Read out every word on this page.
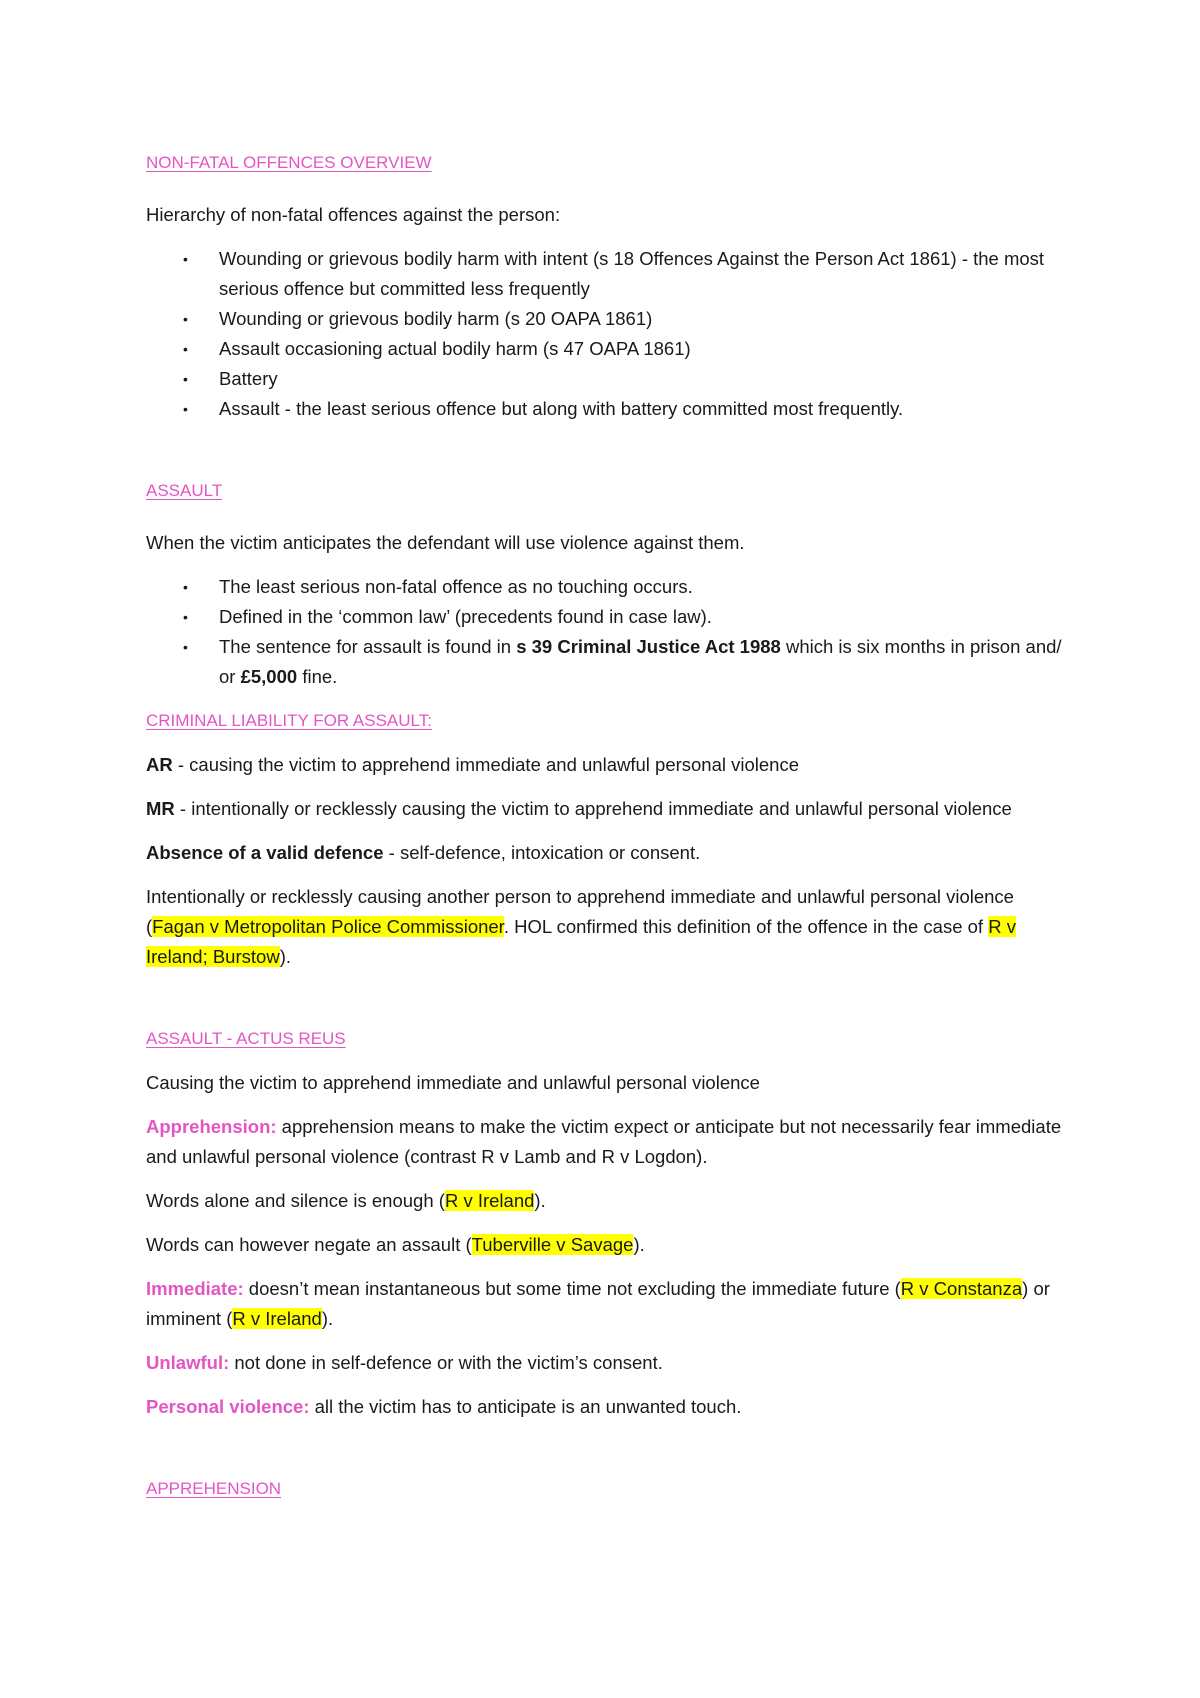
NON-FATAL OFFENCES OVERVIEW

Hierarchy of non-fatal offences against the person:

• Wounding or grievous bodily harm with intent (s 18 Offences Against the Person Act 1861) - the most serious offence but committed less frequently
• Wounding or grievous bodily harm (s 20 OAPA 1861)
• Assault occasioning actual bodily harm (s 47 OAPA 1861)
• Battery
• Assault - the least serious offence but along with battery committed most frequently.

ASSAULT

When the victim anticipates the defendant will use violence against them.

• The least serious non-fatal offence as no touching occurs.
• Defined in the ‘common law’ (precedents found in case law).
• The sentence for assault is found in s 39 Criminal Justice Act 1988 which is six months in prison and/ or £5,000 fine.

CRIMINAL LIABILITY FOR ASSAULT:

AR - causing the victim to apprehend immediate and unlawful personal violence

MR - intentionally or recklessly causing the victim to apprehend immediate and unlawful personal violence

Absence of a valid defence - self-defence, intoxication or consent.

Intentionally or recklessly causing another person to apprehend immediate and unlawful personal violence (Fagan v Metropolitan Police Commissioner. HOL confirmed this definition of the offence in the case of R v Ireland; Burstow).

ASSAULT - ACTUS REUS

Causing the victim to apprehend immediate and unlawful personal violence

Apprehension: apprehension means to make the victim expect or anticipate but not necessarily fear immediate and unlawful personal violence (contrast R v Lamb and R v Logdon).

Words alone and silence is enough (R v Ireland).

Words can however negate an assault (Tuberville v Savage).

Immediate: doesn’t mean instantaneous but some time not excluding the immediate future (R v Constanza) or imminent (R v Ireland).

Unlawful: not done in self-defence or with the victim’s consent.

Personal violence: all the victim has to anticipate is an unwanted touch.

APPREHENSION
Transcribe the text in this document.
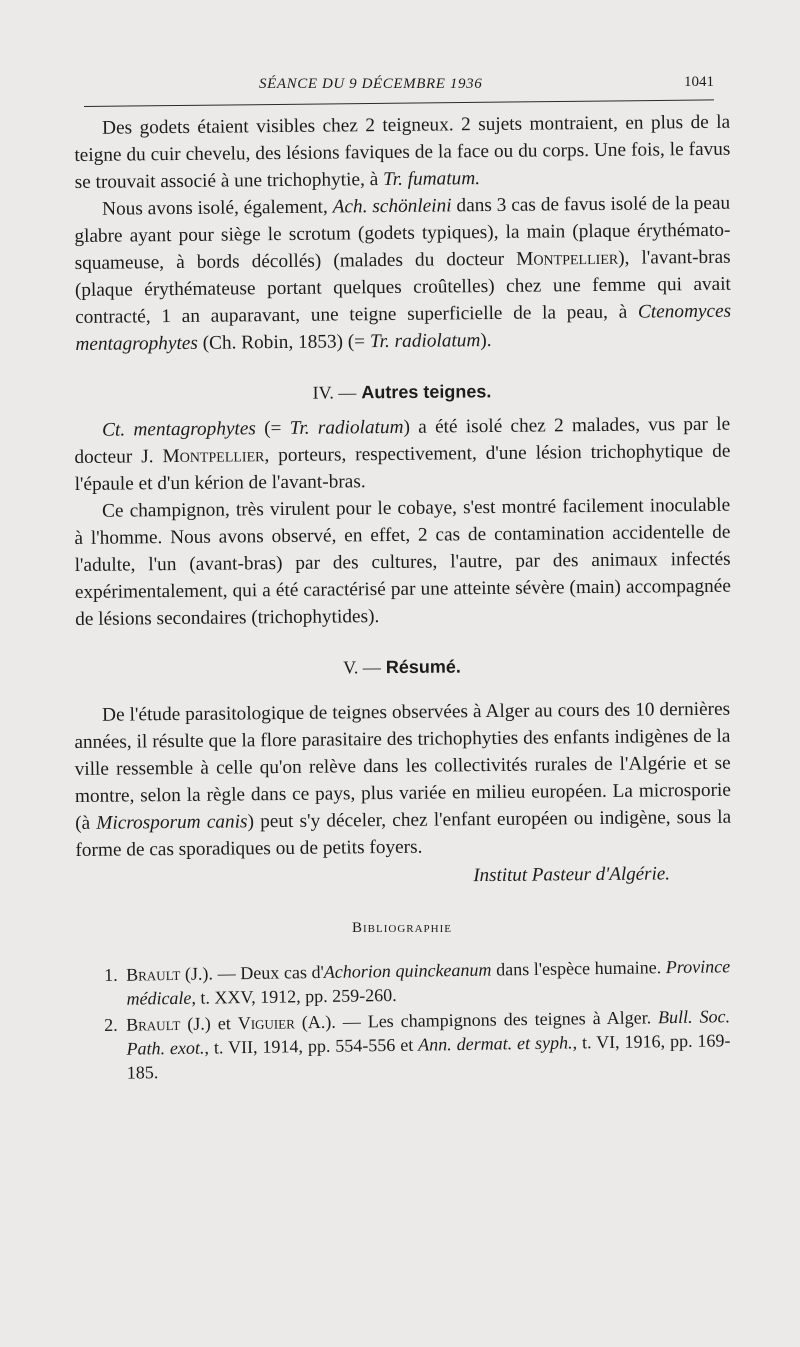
SÉANCE DU 9 DÉCEMBRE 1936	1041

Des godets étaient visibles chez 2 teigneux. 2 sujets montraient, en plus de la teigne du cuir chevelu, des lésions faviques de la face ou du corps. Une fois, le favus se trouvait associé à une trichophytie, à Tr. fumatum.

Nous avons isolé, également, Ach. schönleini dans 3 cas de favus isolé de la peau glabre ayant pour siège le scrotum (godets typiques), la main (plaque érythémato-squameuse, à bords décollés) (malades du docteur Montpellier), l'avant-bras (plaque érythémateuse portant quelques croûtelles) chez une femme qui avait contracté, 1 an auparavant, une teigne superficielle de la peau, à Ctenomyces mentagrophytes (Ch. Robin, 1853) (= Tr. radiolatum).

IV. — Autres teignes.

Ct. mentagrophytes (= Tr. radiolatum) a été isolé chez 2 malades, vus par le docteur J. Montpellier, porteurs, respectivement, d'une lésion trichophytique de l'épaule et d'un kérion de l'avant-bras.

Ce champignon, très virulent pour le cobaye, s'est montré facilement inoculable à l'homme. Nous avons observé, en effet, 2 cas de contamination accidentelle de l'adulte, l'un (avant-bras) par des cultures, l'autre, par des animaux infectés expérimentalement, qui a été caractérisé par une atteinte sévère (main) accompagnée de lésions secondaires (trichophytides).

V. — Résumé.

De l'étude parasitologique de teignes observées à Alger au cours des 10 dernières années, il résulte que la flore parasitaire des trichophyties des enfants indigènes de la ville ressemble à celle qu'on relève dans les collectivités rurales de l'Algérie et se montre, selon la règle dans ce pays, plus variée en milieu européen. La microsporie (à Microsporum canis) peut s'y déceler, chez l'enfant européen ou indigène, sous la forme de cas sporadiques ou de petits foyers.

Institut Pasteur d'Algérie.
Bibliographie
1. Brault (J.). — Deux cas d'Achorion quinckeanum dans l'espèce humaine. Province médicale, t. XXV, 1912, pp. 259-260.
2. Brault (J.) et Viguier (A.). — Les champignons des teignes à Alger. Bull. Soc. Path. exot., t. VII, 1914, pp. 554-556 et Ann. dermat. et syph., t. VI, 1916, pp. 169-185.
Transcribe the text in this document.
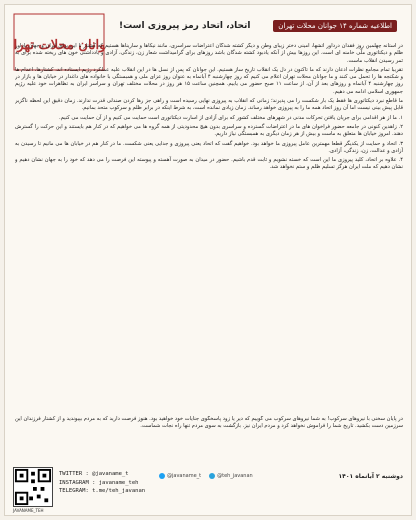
وانان محلات تهرا
اطلاعیه شماره ۱۴ جوانان محلات تهران
اتحاد، اتحاد رمز پیروزی است!

در آستانه چهلمین روز فقدان دردآور آتشها، امینی دختر زیبای وطن و دیگر کشته شدگان اعتراضات سراسری، مانند نیکاها و ساریناها هستیم که کشتار تا این برای ایران و جهان یادآور ظلم و دیکتاتوری ملّی خامنه ای است. این روزها بیش از آنکه یادبود کشته شدگان باشد روزهای برای گرامیداشت شعار زن، زندگی، آزادی و یادداشتی خون های ریخته شده برای به ثمر رسیدن انقلاب ماست.

تقریبا تمام مجامع نظرات اذعان دارند که ما تاکنون در دل یک انقلاب تاریخ ساز هستیم. این جوانان که پس از نسل ها در این انقلاب علیه عملکرد رژیم ایستاده اند، کشتارها، اعدام ها و شکنجه ها را تحمل می کنند و ما جوانان محلات تهران اعلام می کنیم که روز چهارشنبه ۴ آبانماه به عنوان روز عزای ملی و همبستگی با خانواده های داغدار در خیابان ها و بازار در روز چهارشنبه ۴ آبانماه و روزهای بعد از آن، از ساعت ۱۱ صبح حضور می یابیم. همچنین ساعت ۱۵ هر روز در محلات مختلف تهران و سراسر ایران به تظاهرات خود علیه رژیم جمهوری اسلامی ادامه می دهیم.

ما قاطع نبرد دیکتاتوری ها فقط یک بار شکست را می پذیرند؛ زمانی که انقلاب به پیروزی نهایی رسیده است و راهی جز رها کردن صندلی قدرت ندارند. زمان دقیق این لحظه ناگزیر قابل پیش بینی نیست اما آن روز اتحاد همه ما را به پیروزی خواهد رساند. زمان زیادی نمانده است، به شرط اینکه در برابر ظلم و سرکوب متحد بمانیم.

۱. ما از هر اقدامی برای جریان یافتن تحرکات مدنی در شهرهای مختلف کشور که برای آزادی از اسارت دیکتاتوری است حمایت می کنیم و از آن حمایت می کنیم.

۲. زاهدین کنونی در جامعه حضور فراخوان های ما در اعتراضات گسترده و سراسری بدون هیچ محدودیتی از همه گروه ها می خواهیم که در کنار هم بایستند و این حرکت را گسترش دهند. امروز خیابان ها متعلق به ماست و بیش از هر زمان دیگری به همبستگی نیاز داریم.

۳. اتحاد و حمایت از یکدیگر قطعا مهمترین عامل پیروزی ما خواهد بود. خواهیم گفت که اتحاد یعنی پیروزی و جدایی یعنی شکست. ما در کنار هم در خیابان ها می مانیم تا رسیدن به آزادی و عدالت، زن، زندگی، آزادی.

۴. علاوه بر اتحاد، کلید پیروزی ما این است که خسته نشویم و ثابت قدم باشیم. حضور در میدان به صورت آهسته و پیوسته این فرصت را می دهد که خود را به جهان نشان دهیم و نشان دهیم که ملت ایران هرگز تسلیم ظلم و ستم نخواهد شد.

در پایان سخنی با نیروهای سرکوب! به شما نیروهای سرکوب می گوییم که دیر یا زود پاسخگوی جنایات خود خواهید بود. هنوز فرصت دارید که به مردم بپیوندید و از کشتار فرزندان این سرزمین دست بکشید. تاریخ شما را فراموش نخواهد کرد و مردم ایران نیز. بازگشت به سوی مردم تنها راه نجات شماست.

JAVANAME_TEH
TWITTER : @javaname_t
INSTAGRAM : javaname_teh
TELEGRAM: t.me/teh_javanan
@javaname_t	@teh_javanan	دوشنبه ۲ آبانماه ۱۴۰۱
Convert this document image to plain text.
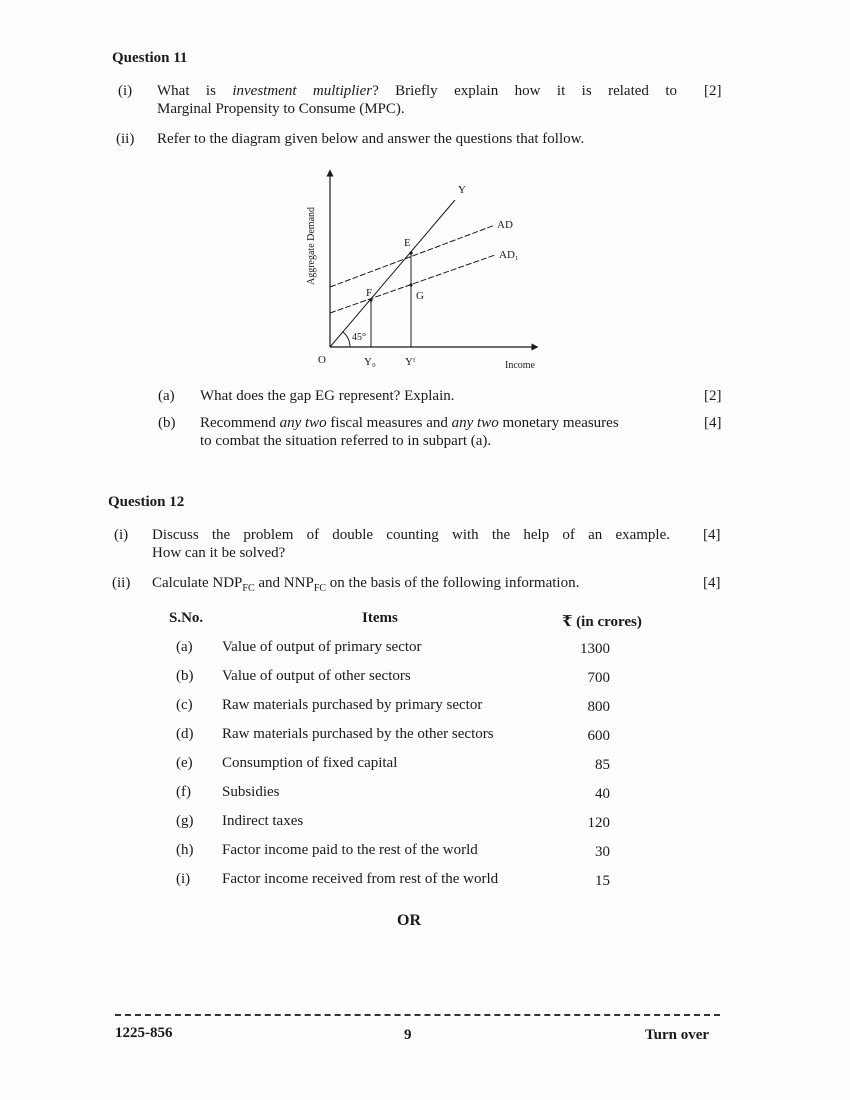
Question 11
(i) What is investment multiplier? Briefly explain how it is related to
Marginal Propensity to Consume (MPC).
[2]
(ii) Refer to the diagram given below and answer the questions that follow.
Aggregate Demand
Income
O
Y
AD
AD₁
E
F	G
45°
Y₀	Yᶠ
(a) What does the gap EG represent? Explain.	[2]
(b) Recommend any two fiscal measures and any two monetary measures
to combat the situation referred to in subpart (a).
[4]
Question 12
(i) Discuss the problem of double counting with the help of an example.
How can it be solved?
[4]
(ii) Calculate $NDP_{FC}$ and $NNP_{FC}$ on the basis of the following information.	[4]
S.No.	Items	₹ (in crores)
(a) Value of output of primary sector	1300
(b) Value of output of other sectors	700
(c) Raw materials purchased by primary sector	800
(d) Raw materials purchased by the other sectors	600
(e) Consumption of fixed capital	85
(f) Subsidies	40
(g) Indirect taxes	120
(h) Factor income paid to the rest of the world	30
(i) Factor income received from rest of the world	15
OR
1225-856	9	Turn over
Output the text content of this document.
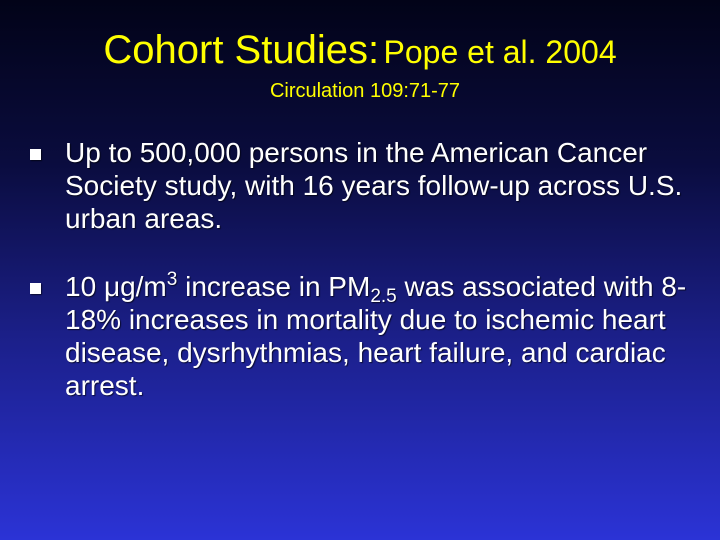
Cohort Studies: Pope et al. 2004
Circulation 109:71-77
Up to 500,000 persons in the American Cancer Society study, with 16 years follow-up across U.S. urban areas.
10 $\mu g/m^3$ increase in $PM_{2.5}$ was associated with 8-18% increases in mortality due to ischemic heart disease, dysrhythmias, heart failure, and cardiac arrest.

====================

In the entries above, how many lines contain the word "document"? Answer with the number only.

4